* _WHAT YOU SHOULD DO_: Check every line of the entries for "this", and copy the lines that hold it.

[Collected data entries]
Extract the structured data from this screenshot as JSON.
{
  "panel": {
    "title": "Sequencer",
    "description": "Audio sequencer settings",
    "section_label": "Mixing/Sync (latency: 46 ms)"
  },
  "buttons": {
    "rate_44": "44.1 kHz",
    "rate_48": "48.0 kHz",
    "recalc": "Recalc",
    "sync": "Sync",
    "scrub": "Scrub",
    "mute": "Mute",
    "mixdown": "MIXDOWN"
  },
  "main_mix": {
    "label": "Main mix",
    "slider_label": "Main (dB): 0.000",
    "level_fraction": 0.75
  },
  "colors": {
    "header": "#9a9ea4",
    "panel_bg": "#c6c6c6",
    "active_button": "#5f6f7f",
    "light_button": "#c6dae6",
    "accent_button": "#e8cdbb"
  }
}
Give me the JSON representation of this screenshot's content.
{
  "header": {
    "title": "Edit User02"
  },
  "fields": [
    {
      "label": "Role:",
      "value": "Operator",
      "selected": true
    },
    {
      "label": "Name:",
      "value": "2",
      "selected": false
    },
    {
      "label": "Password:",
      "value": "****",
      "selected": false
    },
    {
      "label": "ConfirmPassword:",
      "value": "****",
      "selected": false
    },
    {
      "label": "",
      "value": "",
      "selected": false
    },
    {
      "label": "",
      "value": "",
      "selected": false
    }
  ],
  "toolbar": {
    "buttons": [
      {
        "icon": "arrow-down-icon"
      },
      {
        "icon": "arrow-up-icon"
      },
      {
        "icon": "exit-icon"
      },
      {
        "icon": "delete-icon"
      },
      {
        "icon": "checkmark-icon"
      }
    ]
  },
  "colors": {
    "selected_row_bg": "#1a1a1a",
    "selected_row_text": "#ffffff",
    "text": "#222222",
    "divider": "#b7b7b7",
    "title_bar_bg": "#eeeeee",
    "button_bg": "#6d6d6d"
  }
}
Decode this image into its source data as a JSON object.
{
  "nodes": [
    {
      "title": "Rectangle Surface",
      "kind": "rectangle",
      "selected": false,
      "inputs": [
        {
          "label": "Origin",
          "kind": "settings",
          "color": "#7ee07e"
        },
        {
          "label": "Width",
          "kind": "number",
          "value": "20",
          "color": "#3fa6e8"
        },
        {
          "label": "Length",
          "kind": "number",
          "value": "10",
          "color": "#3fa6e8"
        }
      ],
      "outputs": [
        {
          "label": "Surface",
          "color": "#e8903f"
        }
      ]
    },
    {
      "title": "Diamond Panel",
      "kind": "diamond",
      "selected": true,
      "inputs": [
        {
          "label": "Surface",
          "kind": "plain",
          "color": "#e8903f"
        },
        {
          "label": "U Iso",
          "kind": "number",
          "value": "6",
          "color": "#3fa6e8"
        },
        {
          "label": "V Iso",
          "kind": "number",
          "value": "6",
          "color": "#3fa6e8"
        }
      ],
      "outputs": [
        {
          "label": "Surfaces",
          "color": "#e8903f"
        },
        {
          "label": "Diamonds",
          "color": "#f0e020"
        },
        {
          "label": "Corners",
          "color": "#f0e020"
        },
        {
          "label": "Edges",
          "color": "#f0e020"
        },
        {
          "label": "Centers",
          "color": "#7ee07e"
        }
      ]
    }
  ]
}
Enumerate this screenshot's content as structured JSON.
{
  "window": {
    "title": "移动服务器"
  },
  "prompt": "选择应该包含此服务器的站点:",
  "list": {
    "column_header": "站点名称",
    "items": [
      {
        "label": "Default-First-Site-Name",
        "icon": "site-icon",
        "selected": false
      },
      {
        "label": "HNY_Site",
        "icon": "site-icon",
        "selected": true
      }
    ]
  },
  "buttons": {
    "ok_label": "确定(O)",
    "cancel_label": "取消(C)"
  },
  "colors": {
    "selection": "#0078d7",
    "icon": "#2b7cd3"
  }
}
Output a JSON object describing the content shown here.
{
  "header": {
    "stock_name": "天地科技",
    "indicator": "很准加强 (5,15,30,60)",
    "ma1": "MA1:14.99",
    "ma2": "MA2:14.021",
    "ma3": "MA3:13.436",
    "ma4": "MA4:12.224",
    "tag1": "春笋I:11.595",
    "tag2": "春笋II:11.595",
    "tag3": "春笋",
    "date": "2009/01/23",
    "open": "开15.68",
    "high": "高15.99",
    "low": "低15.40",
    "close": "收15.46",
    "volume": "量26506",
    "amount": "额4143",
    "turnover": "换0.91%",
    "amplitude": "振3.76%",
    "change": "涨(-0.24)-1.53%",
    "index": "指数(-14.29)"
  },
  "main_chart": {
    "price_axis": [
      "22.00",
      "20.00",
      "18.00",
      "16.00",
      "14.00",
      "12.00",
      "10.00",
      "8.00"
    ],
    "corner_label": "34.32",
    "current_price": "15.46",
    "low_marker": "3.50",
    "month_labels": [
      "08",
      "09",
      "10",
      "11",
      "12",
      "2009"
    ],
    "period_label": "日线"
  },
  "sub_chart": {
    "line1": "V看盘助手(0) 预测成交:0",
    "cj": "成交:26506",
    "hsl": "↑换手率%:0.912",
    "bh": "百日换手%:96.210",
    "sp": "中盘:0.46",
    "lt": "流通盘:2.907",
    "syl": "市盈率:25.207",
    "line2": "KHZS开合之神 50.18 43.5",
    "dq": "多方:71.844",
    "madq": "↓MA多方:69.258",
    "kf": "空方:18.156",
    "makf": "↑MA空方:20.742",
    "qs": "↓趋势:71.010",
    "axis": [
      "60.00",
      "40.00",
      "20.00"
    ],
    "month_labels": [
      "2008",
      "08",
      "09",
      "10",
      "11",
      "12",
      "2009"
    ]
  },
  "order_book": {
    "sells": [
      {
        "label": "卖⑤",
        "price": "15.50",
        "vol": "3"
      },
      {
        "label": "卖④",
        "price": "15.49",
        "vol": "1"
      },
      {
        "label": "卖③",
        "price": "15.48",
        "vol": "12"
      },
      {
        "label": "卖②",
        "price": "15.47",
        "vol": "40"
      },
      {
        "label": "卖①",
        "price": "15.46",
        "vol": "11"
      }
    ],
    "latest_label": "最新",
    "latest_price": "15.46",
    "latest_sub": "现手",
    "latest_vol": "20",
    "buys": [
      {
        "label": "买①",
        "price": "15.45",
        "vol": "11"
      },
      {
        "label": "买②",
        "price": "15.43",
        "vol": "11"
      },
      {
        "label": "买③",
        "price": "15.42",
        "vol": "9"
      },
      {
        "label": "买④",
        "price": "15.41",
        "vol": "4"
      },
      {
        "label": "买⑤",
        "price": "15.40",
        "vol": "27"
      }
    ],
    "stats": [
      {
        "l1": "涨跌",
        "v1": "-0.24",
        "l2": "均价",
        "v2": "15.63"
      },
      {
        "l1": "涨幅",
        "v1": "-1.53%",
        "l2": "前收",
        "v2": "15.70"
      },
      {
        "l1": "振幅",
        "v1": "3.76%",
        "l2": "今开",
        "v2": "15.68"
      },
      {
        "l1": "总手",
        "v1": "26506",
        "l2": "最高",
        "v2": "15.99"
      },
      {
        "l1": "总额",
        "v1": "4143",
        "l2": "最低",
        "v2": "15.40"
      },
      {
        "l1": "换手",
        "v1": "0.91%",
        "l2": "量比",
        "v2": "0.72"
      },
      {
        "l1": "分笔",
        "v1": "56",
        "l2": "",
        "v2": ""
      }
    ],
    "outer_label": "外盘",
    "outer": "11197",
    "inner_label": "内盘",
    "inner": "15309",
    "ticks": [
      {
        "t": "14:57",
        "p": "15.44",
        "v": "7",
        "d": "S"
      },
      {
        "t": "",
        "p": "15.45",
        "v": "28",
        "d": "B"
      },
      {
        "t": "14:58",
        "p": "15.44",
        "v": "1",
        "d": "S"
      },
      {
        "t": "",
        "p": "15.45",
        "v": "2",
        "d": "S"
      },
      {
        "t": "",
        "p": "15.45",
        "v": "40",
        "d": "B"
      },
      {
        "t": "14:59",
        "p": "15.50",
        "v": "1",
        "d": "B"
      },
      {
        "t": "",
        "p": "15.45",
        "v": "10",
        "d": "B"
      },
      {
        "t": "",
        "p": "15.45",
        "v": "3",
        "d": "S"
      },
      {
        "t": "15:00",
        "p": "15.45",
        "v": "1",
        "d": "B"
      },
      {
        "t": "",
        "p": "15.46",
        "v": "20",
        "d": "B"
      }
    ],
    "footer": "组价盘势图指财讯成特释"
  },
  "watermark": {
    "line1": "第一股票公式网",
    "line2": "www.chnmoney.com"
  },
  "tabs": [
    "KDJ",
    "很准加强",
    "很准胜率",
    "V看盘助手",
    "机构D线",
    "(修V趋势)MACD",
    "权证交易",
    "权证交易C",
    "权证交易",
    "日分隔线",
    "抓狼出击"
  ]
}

* _EXPECTED OUTPUT_:
Extract the structured data from this screenshot as JSON.
Give me the JSON representation of this screenshot's content.
Decode this image into its source data as a JSON object.
Enumerate this screenshot's content as structured JSON.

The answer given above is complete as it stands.